### Aim of the task
Copy all the data exactly, except the pictures.

══ Given records

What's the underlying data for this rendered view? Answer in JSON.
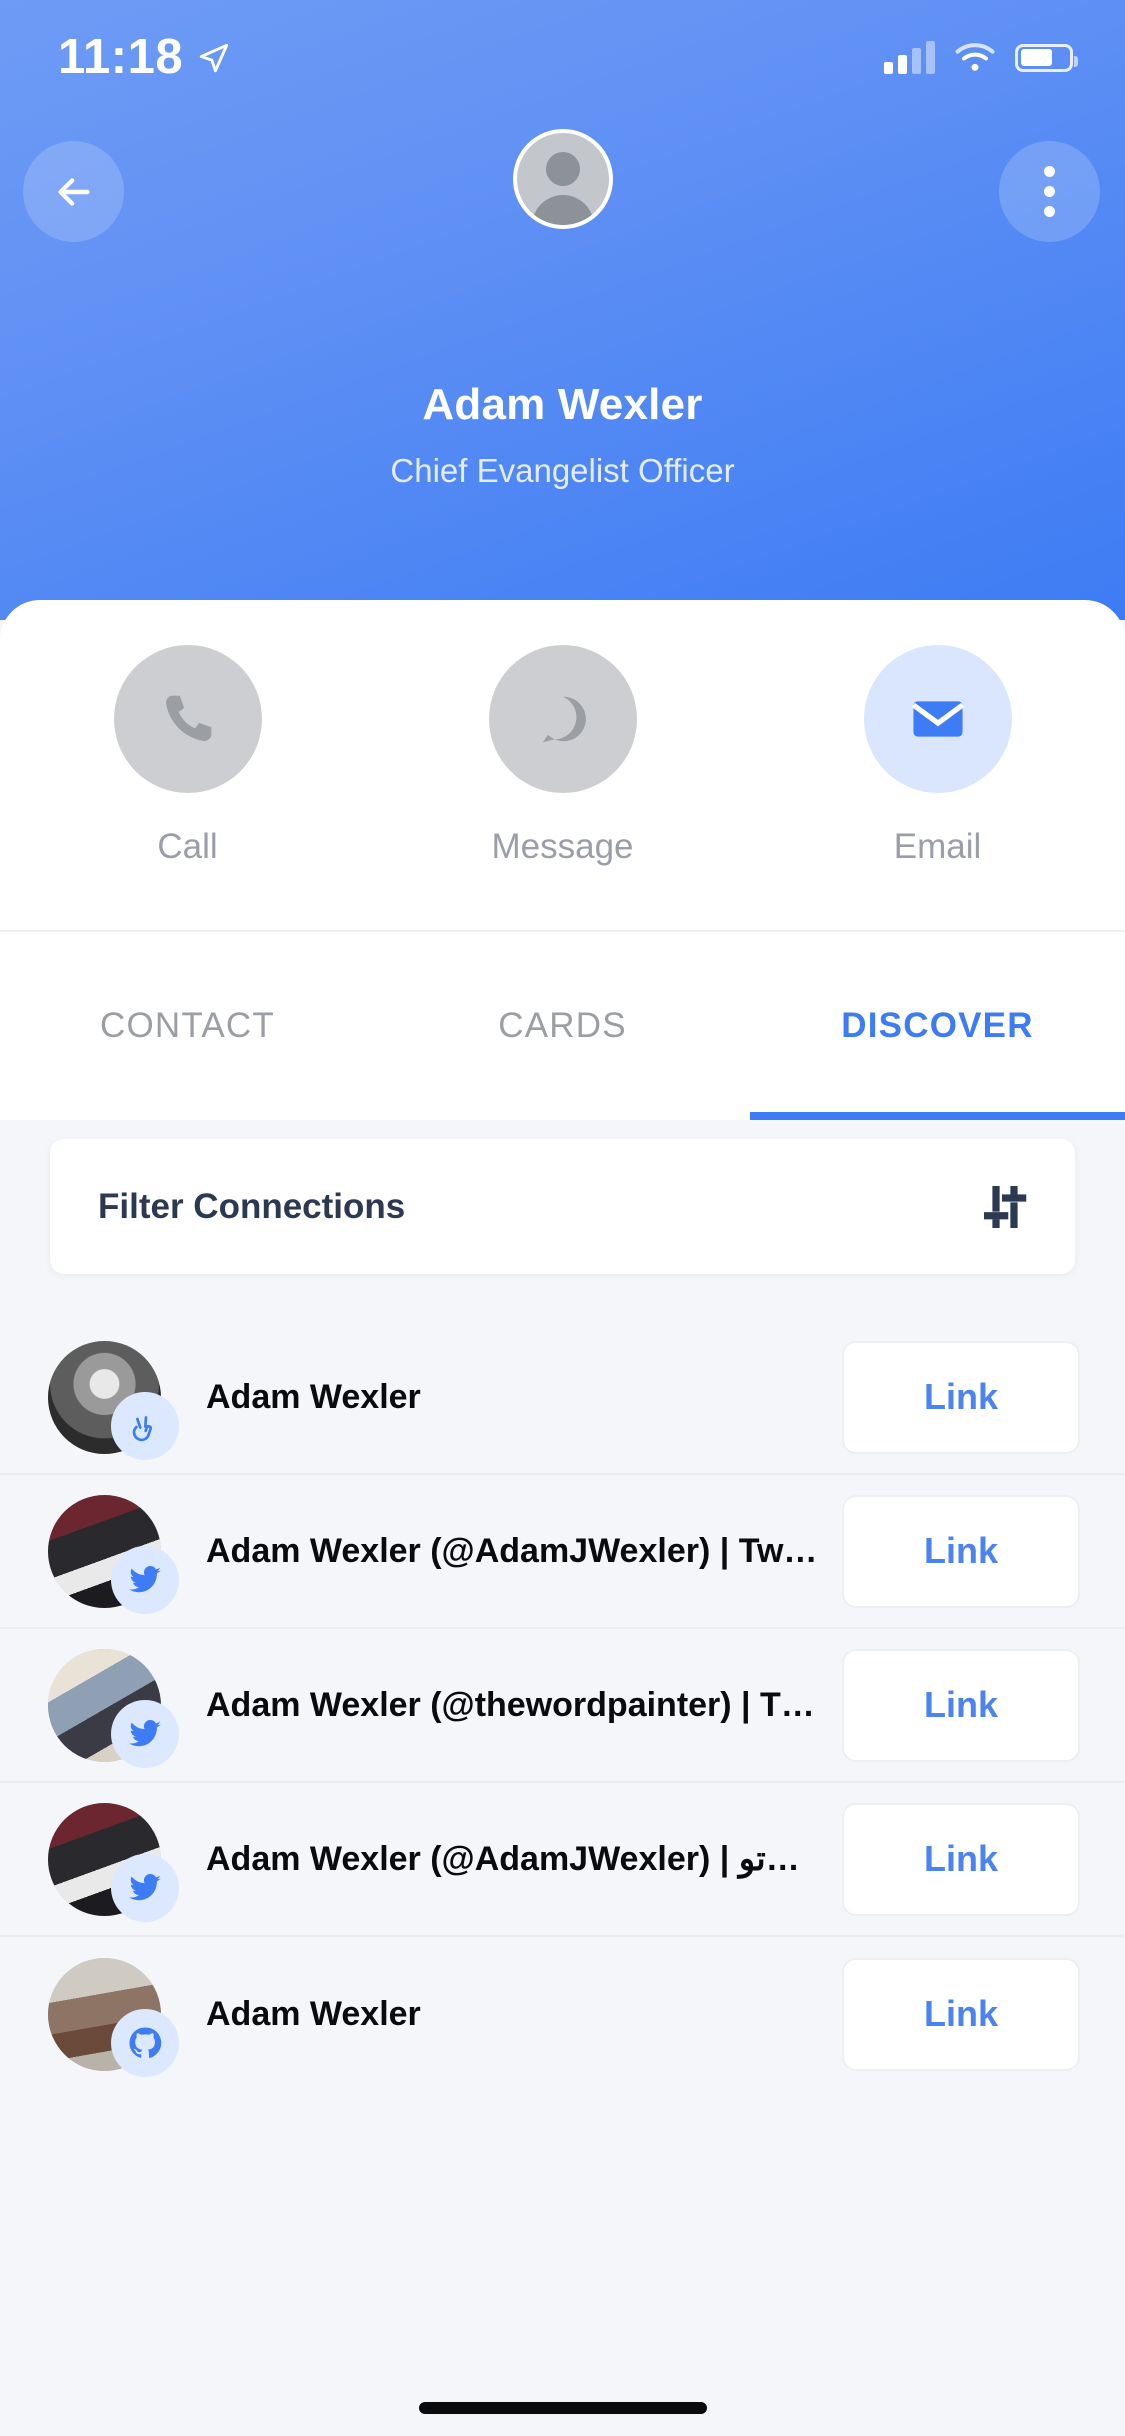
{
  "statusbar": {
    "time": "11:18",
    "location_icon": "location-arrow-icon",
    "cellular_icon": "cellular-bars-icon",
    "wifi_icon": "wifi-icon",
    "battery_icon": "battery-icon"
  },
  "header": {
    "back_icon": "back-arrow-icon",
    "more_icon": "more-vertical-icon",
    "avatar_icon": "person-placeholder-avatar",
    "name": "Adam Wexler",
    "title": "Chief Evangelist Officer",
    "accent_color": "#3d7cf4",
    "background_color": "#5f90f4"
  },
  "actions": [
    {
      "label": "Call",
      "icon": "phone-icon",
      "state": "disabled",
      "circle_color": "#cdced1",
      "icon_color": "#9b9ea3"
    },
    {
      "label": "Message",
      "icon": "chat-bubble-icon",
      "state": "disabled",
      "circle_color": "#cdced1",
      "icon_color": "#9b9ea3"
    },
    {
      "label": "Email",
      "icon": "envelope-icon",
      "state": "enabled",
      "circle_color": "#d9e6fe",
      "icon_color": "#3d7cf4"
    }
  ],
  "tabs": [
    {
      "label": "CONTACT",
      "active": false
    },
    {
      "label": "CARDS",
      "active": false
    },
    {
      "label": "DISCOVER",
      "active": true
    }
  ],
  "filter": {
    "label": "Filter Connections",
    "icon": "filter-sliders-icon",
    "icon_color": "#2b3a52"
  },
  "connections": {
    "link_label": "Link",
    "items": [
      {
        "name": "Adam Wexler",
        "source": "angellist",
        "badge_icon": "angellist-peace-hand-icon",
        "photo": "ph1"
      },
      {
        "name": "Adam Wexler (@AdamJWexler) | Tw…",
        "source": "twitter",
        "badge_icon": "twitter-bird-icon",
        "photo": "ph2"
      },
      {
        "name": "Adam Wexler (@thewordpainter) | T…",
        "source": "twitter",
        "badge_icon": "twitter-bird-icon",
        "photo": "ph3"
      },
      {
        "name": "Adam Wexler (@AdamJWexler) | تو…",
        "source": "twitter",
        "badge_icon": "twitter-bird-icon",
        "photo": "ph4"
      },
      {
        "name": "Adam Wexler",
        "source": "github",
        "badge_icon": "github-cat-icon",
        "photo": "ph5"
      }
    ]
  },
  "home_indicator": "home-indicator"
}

════

### Worked solution
What's the underlying data for this rendered view? Answer in JSON.
{
  "statusbar": {
    "time": "11:18",
    "location_icon": "location-arrow-icon",
    "cellular_icon": "cellular-bars-icon",
    "wifi_icon": "wifi-icon",
    "battery_icon": "battery-icon"
  },
  "header": {
    "back_icon": "back-arrow-icon",
    "more_icon": "more-vertical-icon",
    "avatar_icon": "person-placeholder-avatar",
    "name": "Adam Wexler",
    "title": "Chief Evangelist Officer",
    "accent_color": "#3d7cf4",
    "background_color": "#5f90f4"
  },
  "actions": [
    {
      "label": "Call",
      "icon": "phone-icon",
      "state": "disabled",
      "circle_color": "#cdced1",
      "icon_color": "#9b9ea3"
    },
    {
      "label": "Message",
      "icon": "chat-bubble-icon",
      "state": "disabled",
      "circle_color": "#cdced1",
      "icon_color": "#9b9ea3"
    },
    {
      "label": "Email",
      "icon": "envelope-icon",
      "state": "enabled",
      "circle_color": "#d9e6fe",
      "icon_color": "#3d7cf4"
    }
  ],
  "tabs": [
    {
      "label": "CONTACT",
      "active": false
    },
    {
      "label": "CARDS",
      "active": false
    },
    {
      "label": "DISCOVER",
      "active": true
    }
  ],
  "filter": {
    "label": "Filter Connections",
    "icon": "filter-sliders-icon",
    "icon_color": "#2b3a52"
  },
  "connections": {
    "link_label": "Link",
    "items": [
      {
        "name": "Adam Wexler",
        "source": "angellist",
        "badge_icon": "angellist-peace-hand-icon",
        "photo": "ph1"
      },
      {
        "name": "Adam Wexler (@AdamJWexler) | Tw…",
        "source": "twitter",
        "badge_icon": "twitter-bird-icon",
        "photo": "ph2"
      },
      {
        "name": "Adam Wexler (@thewordpainter) | T…",
        "source": "twitter",
        "badge_icon": "twitter-bird-icon",
        "photo": "ph3"
      },
      {
        "name": "Adam Wexler (@AdamJWexler) | تو…",
        "source": "twitter",
        "badge_icon": "twitter-bird-icon",
        "photo": "ph4"
      },
      {
        "name": "Adam Wexler",
        "source": "github",
        "badge_icon": "github-cat-icon",
        "photo": "ph5"
      }
    ]
  },
  "home_indicator": "home-indicator"
}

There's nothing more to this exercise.